### Short exercise:
Output all of the entries exactly as written.

====

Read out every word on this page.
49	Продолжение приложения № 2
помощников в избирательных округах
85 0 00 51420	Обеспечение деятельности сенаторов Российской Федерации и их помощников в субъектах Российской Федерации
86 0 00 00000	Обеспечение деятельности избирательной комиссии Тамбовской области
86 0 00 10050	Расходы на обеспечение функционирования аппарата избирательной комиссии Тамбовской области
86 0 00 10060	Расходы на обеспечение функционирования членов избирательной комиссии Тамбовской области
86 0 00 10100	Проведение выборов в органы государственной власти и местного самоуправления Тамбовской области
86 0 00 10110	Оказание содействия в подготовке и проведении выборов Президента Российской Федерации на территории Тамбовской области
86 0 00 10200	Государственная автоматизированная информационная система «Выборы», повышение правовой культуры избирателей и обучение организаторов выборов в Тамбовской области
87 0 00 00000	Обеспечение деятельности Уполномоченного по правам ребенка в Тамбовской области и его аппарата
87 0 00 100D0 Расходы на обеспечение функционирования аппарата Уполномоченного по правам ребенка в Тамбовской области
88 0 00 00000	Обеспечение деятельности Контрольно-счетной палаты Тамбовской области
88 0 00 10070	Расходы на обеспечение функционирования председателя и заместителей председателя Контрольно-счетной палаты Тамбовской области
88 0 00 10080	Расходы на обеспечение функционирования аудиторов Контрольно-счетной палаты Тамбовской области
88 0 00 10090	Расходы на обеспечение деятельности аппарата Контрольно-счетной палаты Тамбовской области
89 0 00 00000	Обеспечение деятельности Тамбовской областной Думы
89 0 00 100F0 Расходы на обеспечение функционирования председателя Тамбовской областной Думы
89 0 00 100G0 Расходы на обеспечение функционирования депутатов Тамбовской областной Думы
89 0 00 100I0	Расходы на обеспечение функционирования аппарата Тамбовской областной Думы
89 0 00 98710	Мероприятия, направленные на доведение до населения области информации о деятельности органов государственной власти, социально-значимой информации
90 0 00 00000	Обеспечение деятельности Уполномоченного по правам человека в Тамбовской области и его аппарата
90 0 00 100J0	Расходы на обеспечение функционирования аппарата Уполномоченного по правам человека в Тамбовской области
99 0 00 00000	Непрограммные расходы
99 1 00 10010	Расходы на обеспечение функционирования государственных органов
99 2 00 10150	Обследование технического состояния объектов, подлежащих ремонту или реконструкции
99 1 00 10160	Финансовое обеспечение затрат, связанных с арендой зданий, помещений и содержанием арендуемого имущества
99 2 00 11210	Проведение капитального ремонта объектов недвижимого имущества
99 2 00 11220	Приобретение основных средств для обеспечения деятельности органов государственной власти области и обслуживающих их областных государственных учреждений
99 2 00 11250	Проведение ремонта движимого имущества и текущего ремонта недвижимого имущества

====

### Answer for the task:
Read out every word on this page.
49	Продолжение приложения № 2
помощников в избирательных округах
85 0 00 51420	Обеспечение деятельности сенаторов Российской Федерации и их помощников в субъектах Российской Федерации
86 0 00 00000	Обеспечение деятельности избирательной комиссии Тамбовской области
86 0 00 10050	Расходы на обеспечение функционирования аппарата избирательной комиссии Тамбовской области
86 0 00 10060	Расходы на обеспечение функционирования членов избирательной комиссии Тамбовской области
86 0 00 10100	Проведение выборов в органы государственной власти и местного самоуправления Тамбовской области
86 0 00 10110	Оказание содействия в подготовке и проведении выборов Президента Российской Федерации на территории Тамбовской области
86 0 00 10200	Государственная автоматизированная информационная система «Выборы», повышение правовой культуры избирателей и обучение организаторов выборов в Тамбовской области
87 0 00 00000	Обеспечение деятельности Уполномоченного по правам ребенка в Тамбовской области и его аппарата
87 0 00 100D0 Расходы на обеспечение функционирования аппарата Уполномоченного по правам ребенка в Тамбовской области
88 0 00 00000	Обеспечение деятельности Контрольно-счетной палаты Тамбовской области
88 0 00 10070	Расходы на обеспечение функционирования председателя и заместителей председателя Контрольно-счетной палаты Тамбовской области
88 0 00 10080	Расходы на обеспечение функционирования аудиторов Контрольно-счетной палаты Тамбовской области
88 0 00 10090	Расходы на обеспечение деятельности аппарата Контрольно-счетной палаты Тамбовской области
89 0 00 00000	Обеспечение деятельности Тамбовской областной Думы
89 0 00 100F0 Расходы на обеспечение функционирования председателя Тамбовской областной Думы
89 0 00 100G0 Расходы на обеспечение функционирования депутатов Тамбовской областной Думы
89 0 00 100I0	Расходы на обеспечение функционирования аппарата Тамбовской областной Думы
89 0 00 98710	Мероприятия, направленные на доведение до населения области информации о деятельности органов государственной власти, социально-значимой информации
90 0 00 00000	Обеспечение деятельности Уполномоченного по правам человека в Тамбовской области и его аппарата
90 0 00 100J0	Расходы на обеспечение функционирования аппарата Уполномоченного по правам человека в Тамбовской области
99 0 00 00000	Непрограммные расходы
99 1 00 10010	Расходы на обеспечение функционирования государственных органов
99 2 00 10150	Обследование технического состояния объектов, подлежащих ремонту или реконструкции
99 1 00 10160	Финансовое обеспечение затрат, связанных с арендой зданий, помещений и содержанием арендуемого имущества
99 2 00 11210	Проведение капитального ремонта объектов недвижимого имущества
99 2 00 11220	Приобретение основных средств для обеспечения деятельности органов государственной власти области и обслуживающих их областных государственных учреждений
99 2 00 11250	Проведение ремонта движимого имущества и текущего ремонта недвижимого имущества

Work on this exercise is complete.